╔══

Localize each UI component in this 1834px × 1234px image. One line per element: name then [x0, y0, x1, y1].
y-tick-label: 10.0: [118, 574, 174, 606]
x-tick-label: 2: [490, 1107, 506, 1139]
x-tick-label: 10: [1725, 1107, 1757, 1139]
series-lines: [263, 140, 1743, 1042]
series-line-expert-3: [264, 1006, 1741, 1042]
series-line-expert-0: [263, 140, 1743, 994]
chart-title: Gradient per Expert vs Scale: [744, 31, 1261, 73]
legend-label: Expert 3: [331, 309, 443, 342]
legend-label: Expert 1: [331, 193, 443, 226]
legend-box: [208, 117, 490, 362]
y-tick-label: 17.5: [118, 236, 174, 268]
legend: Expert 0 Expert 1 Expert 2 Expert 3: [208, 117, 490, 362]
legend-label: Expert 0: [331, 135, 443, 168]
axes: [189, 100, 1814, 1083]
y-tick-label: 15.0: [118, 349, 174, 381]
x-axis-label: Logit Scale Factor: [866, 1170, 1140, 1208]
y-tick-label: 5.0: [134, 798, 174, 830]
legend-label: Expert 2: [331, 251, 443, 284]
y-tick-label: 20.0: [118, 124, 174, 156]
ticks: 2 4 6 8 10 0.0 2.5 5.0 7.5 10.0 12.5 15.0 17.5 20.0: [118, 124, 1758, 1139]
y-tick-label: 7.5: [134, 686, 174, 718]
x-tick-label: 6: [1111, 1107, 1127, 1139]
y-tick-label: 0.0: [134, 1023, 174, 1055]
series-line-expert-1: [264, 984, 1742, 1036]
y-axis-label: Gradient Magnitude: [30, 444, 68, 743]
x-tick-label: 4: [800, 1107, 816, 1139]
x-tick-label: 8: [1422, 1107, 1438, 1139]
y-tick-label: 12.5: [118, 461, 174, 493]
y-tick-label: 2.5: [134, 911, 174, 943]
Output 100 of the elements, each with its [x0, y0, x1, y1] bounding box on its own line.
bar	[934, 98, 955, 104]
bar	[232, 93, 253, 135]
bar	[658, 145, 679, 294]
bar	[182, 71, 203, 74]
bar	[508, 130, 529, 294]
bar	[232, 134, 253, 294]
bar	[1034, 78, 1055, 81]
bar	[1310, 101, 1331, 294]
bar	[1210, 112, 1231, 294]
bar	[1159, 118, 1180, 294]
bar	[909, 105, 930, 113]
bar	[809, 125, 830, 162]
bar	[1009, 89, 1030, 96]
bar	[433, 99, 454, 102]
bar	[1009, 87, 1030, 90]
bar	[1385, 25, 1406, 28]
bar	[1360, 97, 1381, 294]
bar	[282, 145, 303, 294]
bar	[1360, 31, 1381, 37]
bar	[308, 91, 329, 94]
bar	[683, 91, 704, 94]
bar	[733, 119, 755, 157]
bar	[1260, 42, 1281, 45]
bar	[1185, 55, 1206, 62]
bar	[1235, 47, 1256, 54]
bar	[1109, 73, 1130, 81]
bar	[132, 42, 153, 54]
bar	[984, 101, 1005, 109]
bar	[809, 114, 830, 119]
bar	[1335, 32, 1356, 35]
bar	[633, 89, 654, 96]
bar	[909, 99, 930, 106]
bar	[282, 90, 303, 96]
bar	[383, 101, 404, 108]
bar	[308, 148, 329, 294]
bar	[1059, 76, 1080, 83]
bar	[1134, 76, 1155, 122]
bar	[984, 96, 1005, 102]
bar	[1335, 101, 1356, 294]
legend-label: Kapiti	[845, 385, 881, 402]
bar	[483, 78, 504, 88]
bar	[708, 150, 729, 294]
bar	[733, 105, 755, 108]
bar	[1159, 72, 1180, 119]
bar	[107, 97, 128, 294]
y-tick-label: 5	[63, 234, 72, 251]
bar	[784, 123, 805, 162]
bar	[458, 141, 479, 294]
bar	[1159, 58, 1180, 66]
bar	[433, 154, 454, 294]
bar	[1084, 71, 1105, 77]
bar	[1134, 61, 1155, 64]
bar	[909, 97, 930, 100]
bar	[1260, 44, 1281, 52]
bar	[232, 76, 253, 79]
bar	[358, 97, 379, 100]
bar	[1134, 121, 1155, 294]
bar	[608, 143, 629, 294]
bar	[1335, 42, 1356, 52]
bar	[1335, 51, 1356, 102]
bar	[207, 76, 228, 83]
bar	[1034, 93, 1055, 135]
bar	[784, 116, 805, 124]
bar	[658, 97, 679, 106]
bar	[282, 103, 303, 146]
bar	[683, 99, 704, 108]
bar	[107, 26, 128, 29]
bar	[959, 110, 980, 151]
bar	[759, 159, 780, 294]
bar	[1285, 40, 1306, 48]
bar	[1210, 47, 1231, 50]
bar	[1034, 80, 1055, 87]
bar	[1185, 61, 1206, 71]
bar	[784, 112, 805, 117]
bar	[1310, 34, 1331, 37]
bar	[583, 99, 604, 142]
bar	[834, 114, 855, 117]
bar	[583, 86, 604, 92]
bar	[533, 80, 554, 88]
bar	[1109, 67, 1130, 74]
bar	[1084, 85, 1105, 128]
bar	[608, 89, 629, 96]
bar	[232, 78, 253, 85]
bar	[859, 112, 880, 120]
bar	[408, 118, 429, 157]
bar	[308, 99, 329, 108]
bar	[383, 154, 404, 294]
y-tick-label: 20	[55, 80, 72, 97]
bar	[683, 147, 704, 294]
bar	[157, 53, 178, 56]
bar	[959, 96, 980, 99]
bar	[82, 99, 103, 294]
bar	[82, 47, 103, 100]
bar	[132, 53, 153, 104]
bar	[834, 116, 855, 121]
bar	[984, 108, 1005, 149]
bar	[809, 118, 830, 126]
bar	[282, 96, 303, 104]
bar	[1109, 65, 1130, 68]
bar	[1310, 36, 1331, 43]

╚══

▶ [WHAT THE TASK ASKS]:
Write out all the rows again, swapping every "bar" for "column" and leaving everything else unchanged.

▶ [SOLUTION]:
Localize each UI component in this 1834px × 1234px image. One line per element: name then [x0, y0, x1, y1].
y-tick-label: 10.0: [118, 574, 174, 606]
x-tick-label: 2: [490, 1107, 506, 1139]
x-tick-label: 10: [1725, 1107, 1757, 1139]
series-lines: [263, 140, 1743, 1042]
series-line-expert-3: [264, 1006, 1741, 1042]
series-line-expert-0: [263, 140, 1743, 994]
chart-title: Gradient per Expert vs Scale: [744, 31, 1261, 73]
legend-label: Expert 3: [331, 309, 443, 342]
legend-label: Expert 1: [331, 193, 443, 226]
legend-box: [208, 117, 490, 362]
y-tick-label: 17.5: [118, 236, 174, 268]
legend: Expert 0 Expert 1 Expert 2 Expert 3: [208, 117, 490, 362]
legend-label: Expert 0: [331, 135, 443, 168]
axes: [189, 100, 1814, 1083]
y-tick-label: 15.0: [118, 349, 174, 381]
x-axis-label: Logit Scale Factor: [866, 1170, 1140, 1208]
y-tick-label: 5.0: [134, 798, 174, 830]
legend-label: Expert 2: [331, 251, 443, 284]
y-tick-label: 20.0: [118, 124, 174, 156]
ticks: 2 4 6 8 10 0.0 2.5 5.0 7.5 10.0 12.5 15.0 17.5 20.0: [118, 124, 1758, 1139]
y-tick-label: 7.5: [134, 686, 174, 718]
x-tick-label: 6: [1111, 1107, 1127, 1139]
y-tick-label: 0.0: [134, 1023, 174, 1055]
series-line-expert-1: [264, 984, 1742, 1036]
y-axis-label: Gradient Magnitude: [30, 444, 68, 743]
x-tick-label: 4: [800, 1107, 816, 1139]
x-tick-label: 8: [1422, 1107, 1438, 1139]
y-tick-label: 12.5: [118, 461, 174, 493]
y-tick-label: 2.5: [134, 911, 174, 943]
Output 100 of the elements, each with its [x0, y0, x1, y1] bounding box on its own line.
column	[934, 98, 955, 104]
column	[232, 93, 253, 135]
column	[658, 145, 679, 294]
column	[182, 71, 203, 74]
column	[508, 130, 529, 294]
column	[232, 134, 253, 294]
column	[1034, 78, 1055, 81]
column	[1310, 101, 1331, 294]
column	[1210, 112, 1231, 294]
column	[1159, 118, 1180, 294]
column	[909, 105, 930, 113]
column	[809, 125, 830, 162]
column	[1009, 89, 1030, 96]
column	[433, 99, 454, 102]
column	[1009, 87, 1030, 90]
column	[1385, 25, 1406, 28]
column	[1360, 97, 1381, 294]
column	[282, 145, 303, 294]
column	[1360, 31, 1381, 37]
column	[308, 91, 329, 94]
column	[683, 91, 704, 94]
column	[733, 119, 755, 157]
column	[1260, 42, 1281, 45]
column	[1185, 55, 1206, 62]
column	[1235, 47, 1256, 54]
column	[1109, 73, 1130, 81]
column	[132, 42, 153, 54]
column	[984, 101, 1005, 109]
column	[809, 114, 830, 119]
column	[1335, 32, 1356, 35]
column	[633, 89, 654, 96]
column	[909, 99, 930, 106]
column	[282, 90, 303, 96]
column	[383, 101, 404, 108]
column	[308, 148, 329, 294]
column	[1059, 76, 1080, 83]
column	[1134, 76, 1155, 122]
column	[984, 96, 1005, 102]
column	[1335, 101, 1356, 294]
legend-label: Kapiti	[845, 385, 881, 402]
column	[483, 78, 504, 88]
column	[708, 150, 729, 294]
column	[733, 105, 755, 108]
column	[1159, 72, 1180, 119]
column	[107, 97, 128, 294]
y-tick-label: 5	[63, 234, 72, 251]
column	[784, 123, 805, 162]
column	[458, 141, 479, 294]
column	[1159, 58, 1180, 66]
column	[433, 154, 454, 294]
column	[1084, 71, 1105, 77]
column	[1134, 61, 1155, 64]
column	[909, 97, 930, 100]
column	[1260, 44, 1281, 52]
column	[232, 76, 253, 79]
column	[358, 97, 379, 100]
column	[1134, 121, 1155, 294]
column	[608, 143, 629, 294]
column	[1335, 42, 1356, 52]
column	[1335, 51, 1356, 102]
column	[207, 76, 228, 83]
column	[1034, 93, 1055, 135]
column	[784, 116, 805, 124]
column	[658, 97, 679, 106]
column	[282, 103, 303, 146]
column	[683, 99, 704, 108]
column	[107, 26, 128, 29]
column	[959, 110, 980, 151]
column	[759, 159, 780, 294]
column	[1285, 40, 1306, 48]
column	[1210, 47, 1231, 50]
column	[1034, 80, 1055, 87]
column	[1185, 61, 1206, 71]
column	[784, 112, 805, 117]
column	[1310, 34, 1331, 37]
column	[583, 99, 604, 142]
column	[834, 114, 855, 117]
column	[583, 86, 604, 92]
column	[533, 80, 554, 88]
column	[1109, 67, 1130, 74]
column	[1084, 85, 1105, 128]
column	[608, 89, 629, 96]
column	[232, 78, 253, 85]
column	[859, 112, 880, 120]
column	[408, 118, 429, 157]
column	[308, 99, 329, 108]
column	[383, 154, 404, 294]
y-tick-label: 20	[55, 80, 72, 97]
column	[683, 147, 704, 294]
column	[157, 53, 178, 56]
column	[959, 96, 980, 99]
column	[82, 99, 103, 294]
column	[82, 47, 103, 100]
column	[132, 53, 153, 104]
column	[834, 116, 855, 121]
column	[984, 108, 1005, 149]
column	[809, 118, 830, 126]
column	[282, 96, 303, 104]
column	[1109, 65, 1130, 68]
column	[1310, 36, 1331, 43]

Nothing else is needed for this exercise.